• Dataset records:
☆ ☆ ☆

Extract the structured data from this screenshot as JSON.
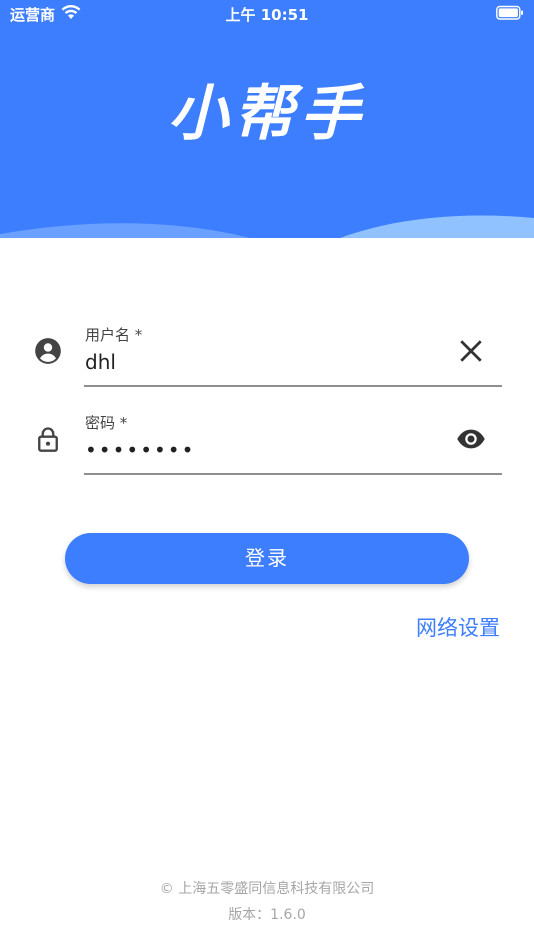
{
  "status_bar": {
    "carrier": "运营商",
    "time": "上午 10:51",
    "wifi_icon": "wifi-icon",
    "battery_icon": "battery-icon"
  },
  "header": {
    "logo_text": "小帮手",
    "background_color": "#3d7eff"
  },
  "form": {
    "username": {
      "label": "用户名 *",
      "value": "dhl",
      "icon": "account-circle-icon",
      "action_icon": "clear-icon"
    },
    "password": {
      "label": "密码 *",
      "value": "••••••••",
      "icon": "lock-icon",
      "action_icon": "eye-icon"
    }
  },
  "actions": {
    "login_label": "登录",
    "network_settings_label": "网络设置"
  },
  "footer": {
    "company": "© 上海五零盛同信息科技有限公司",
    "version": "版本：1.6.0"
  },
  "colors": {
    "accent": "#3d7eff",
    "footer_text": "#a6a6a6"
  }
}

☆ ☆ ☆

• TASK TO CARRY OUT: Track down every line of the material containing the string "icon", and copy it.

• FINAL ANSWER:
    "wifi_icon": "wifi-icon",
    "battery_icon": "battery-icon"
      "icon": "account-circle-icon",
      "action_icon": "clear-icon"
      "icon": "lock-icon",
      "action_icon": "eye-icon"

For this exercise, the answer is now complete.